··· Input for this task

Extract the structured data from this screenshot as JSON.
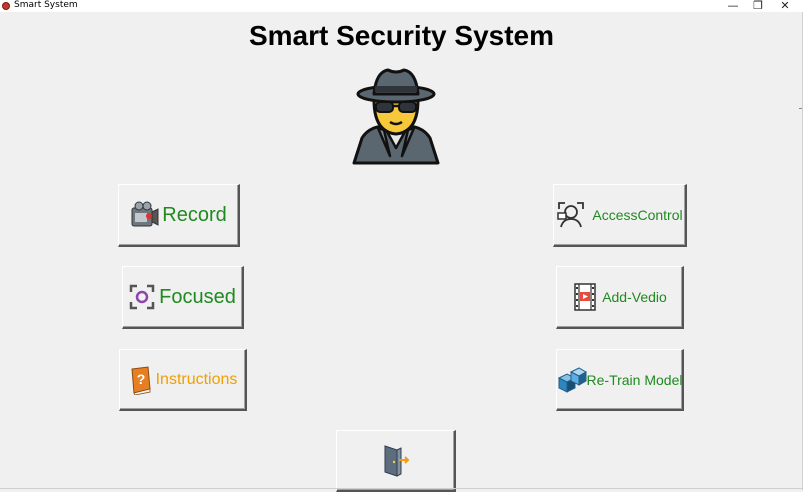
{
  "window": {
    "title": "Smart System",
    "controls": {
      "minimize": "—",
      "restore": "❐",
      "close": "✕"
    }
  },
  "app": {
    "heading": "Smart Security System",
    "hero_icon": "spy-agent-icon"
  },
  "buttons": {
    "record": {
      "label": "Record",
      "icon": "camcorder-icon",
      "color": "#1f8a1f"
    },
    "focused": {
      "label": "Focused",
      "icon": "focus-target-icon",
      "color": "#1f8a1f"
    },
    "instructions": {
      "label": "Instructions",
      "icon": "help-book-icon",
      "color": "#f0a000"
    },
    "access_control": {
      "label": "AccessControl",
      "icon": "face-scan-icon",
      "color": "#1f8a1f"
    },
    "add_video": {
      "label": "Add-Vedio",
      "icon": "film-strip-icon",
      "color": "#1f8a1f"
    },
    "retrain_model": {
      "label": "Re-Train Model",
      "icon": "stacked-cubes-icon",
      "color": "#1f8a1f"
    },
    "exit": {
      "label": "",
      "icon": "exit-door-icon"
    }
  }
}
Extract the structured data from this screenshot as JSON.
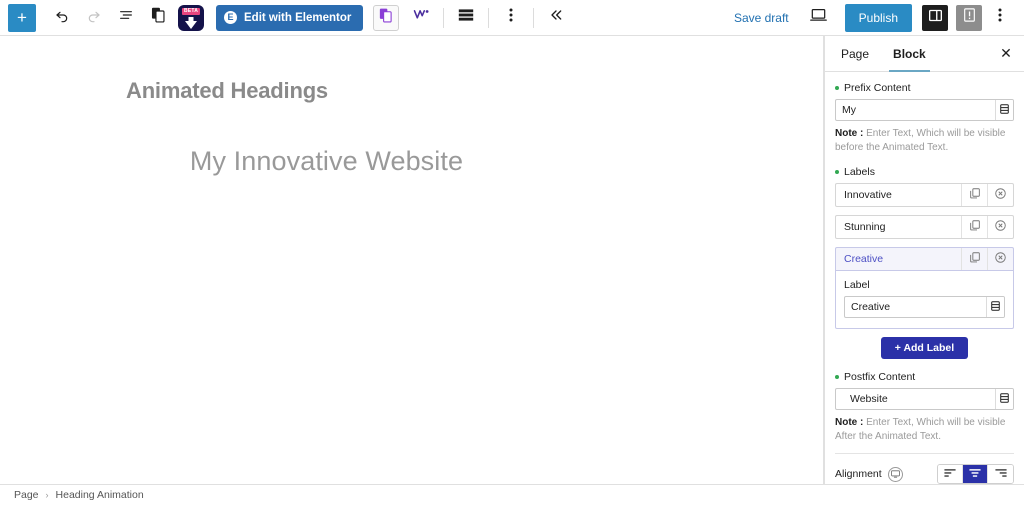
{
  "toolbar": {
    "add_label": "+",
    "undo_label": "undo",
    "redo_label": "redo",
    "list_view_label": "list-view",
    "copy_label": "copy",
    "beta_badge": "BETA",
    "elementor_button": "Edit with Elementor",
    "elementor_mark": "E",
    "save_draft": "Save draft",
    "publish": "Publish",
    "preview_label": "preview",
    "settings_label": "settings",
    "warning_label": "warning",
    "options_label": "options",
    "collapse_label": "collapse"
  },
  "canvas": {
    "doc_title": "Animated Headings",
    "animated_heading": "My Innovative Website"
  },
  "sidebar": {
    "tabs": [
      {
        "label": "Page",
        "active": false
      },
      {
        "label": "Block",
        "active": true
      }
    ],
    "close_label": "✕",
    "prefix": {
      "label": "Prefix Content",
      "value": "My",
      "placeholder": "",
      "note_prefix": "Note :",
      "note_text": " Enter Text, Which will be visible before the Animated Text."
    },
    "labels_section": {
      "label": "Labels",
      "items": [
        {
          "title": "Innovative",
          "selected": false
        },
        {
          "title": "Stunning",
          "selected": false
        },
        {
          "title": "Creative",
          "selected": true
        }
      ],
      "expanded_panel": {
        "field_label": "Label",
        "value": "Creative"
      },
      "add_button": "+ Add Label"
    },
    "postfix": {
      "label": "Postfix Content",
      "value": "Website",
      "placeholder": "",
      "note_prefix": "Note :",
      "note_text": " Enter Text, Which will be visible After the Animated Text."
    },
    "alignment": {
      "label": "Alignment",
      "options": [
        {
          "name": "align-left",
          "active": false
        },
        {
          "name": "align-center",
          "active": true
        },
        {
          "name": "align-right",
          "active": false
        }
      ]
    }
  },
  "footer": {
    "breadcrumbs": [
      "Page",
      "Heading Animation"
    ],
    "separator": "›"
  },
  "colors": {
    "accent_blue": "#2a8bc4",
    "elementor_blue": "#2b6cb0",
    "primary_indigo": "#2b31a8",
    "selected_lavender": "#f4f4fb",
    "selected_text": "#4c4fc4",
    "green_dot": "#32a852",
    "link_blue": "#2271b1"
  }
}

······

◆ **Task description**
Reproduce all of the data exactly, omitting each picture it holds.

◆ **Result for this exercise**
Extract the structured data from this screenshot as JSON.
{
  "window": {
    "title": "Smart System",
    "controls": {
      "minimize": "—",
      "restore": "❐",
      "close": "✕"
    }
  },
  "app": {
    "heading": "Smart Security System",
    "hero_icon": "spy-agent-icon"
  },
  "buttons": {
    "record": {
      "label": "Record",
      "icon": "camcorder-icon",
      "color": "#1f8a1f"
    },
    "focused": {
      "label": "Focused",
      "icon": "focus-target-icon",
      "color": "#1f8a1f"
    },
    "instructions": {
      "label": "Instructions",
      "icon": "help-book-icon",
      "color": "#f0a000"
    },
    "access_control": {
      "label": "AccessControl",
      "icon": "face-scan-icon",
      "color": "#1f8a1f"
    },
    "add_video": {
      "label": "Add-Vedio",
      "icon": "film-strip-icon",
      "color": "#1f8a1f"
    },
    "retrain_model": {
      "label": "Re-Train Model",
      "icon": "stacked-cubes-icon",
      "color": "#1f8a1f"
    },
    "exit": {
      "label": "",
      "icon": "exit-door-icon"
    }
  }
}
Extract the structured data from this screenshot as JSON.
{
  "toolbar": {
    "add_label": "+",
    "undo_label": "undo",
    "redo_label": "redo",
    "list_view_label": "list-view",
    "copy_label": "copy",
    "beta_badge": "BETA",
    "elementor_button": "Edit with Elementor",
    "elementor_mark": "E",
    "save_draft": "Save draft",
    "publish": "Publish",
    "preview_label": "preview",
    "settings_label": "settings",
    "warning_label": "warning",
    "options_label": "options",
    "collapse_label": "collapse"
  },
  "canvas": {
    "doc_title": "Animated Headings",
    "animated_heading": "My Innovative Website"
  },
  "sidebar": {
    "tabs": [
      {
        "label": "Page",
        "active": false
      },
      {
        "label": "Block",
        "active": true
      }
    ],
    "close_label": "✕",
    "prefix": {
      "label": "Prefix Content",
      "value": "My",
      "placeholder": "",
      "note_prefix": "Note :",
      "note_text": " Enter Text, Which will be visible before the Animated Text."
    },
    "labels_section": {
      "label": "Labels",
      "items": [
        {
          "title": "Innovative",
          "selected": false
        },
        {
          "title": "Stunning",
          "selected": false
        },
        {
          "title": "Creative",
          "selected": true
        }
      ],
      "expanded_panel": {
        "field_label": "Label",
        "value": "Creative"
      },
      "add_button": "+ Add Label"
    },
    "postfix": {
      "label": "Postfix Content",
      "value": "Website",
      "placeholder": "",
      "note_prefix": "Note :",
      "note_text": " Enter Text, Which will be visible After the Animated Text."
    },
    "alignment": {
      "label": "Alignment",
      "options": [
        {
          "name": "align-left",
          "active": false
        },
        {
          "name": "align-center",
          "active": true
        },
        {
          "name": "align-right",
          "active": false
        }
      ]
    }
  },
  "footer": {
    "breadcrumbs": [
      "Page",
      "Heading Animation"
    ],
    "separator": "›"
  },
  "colors": {
    "accent_blue": "#2a8bc4",
    "elementor_blue": "#2b6cb0",
    "primary_indigo": "#2b31a8",
    "selected_lavender": "#f4f4fb",
    "selected_text": "#4c4fc4",
    "green_dot": "#32a852",
    "link_blue": "#2271b1"
  }
}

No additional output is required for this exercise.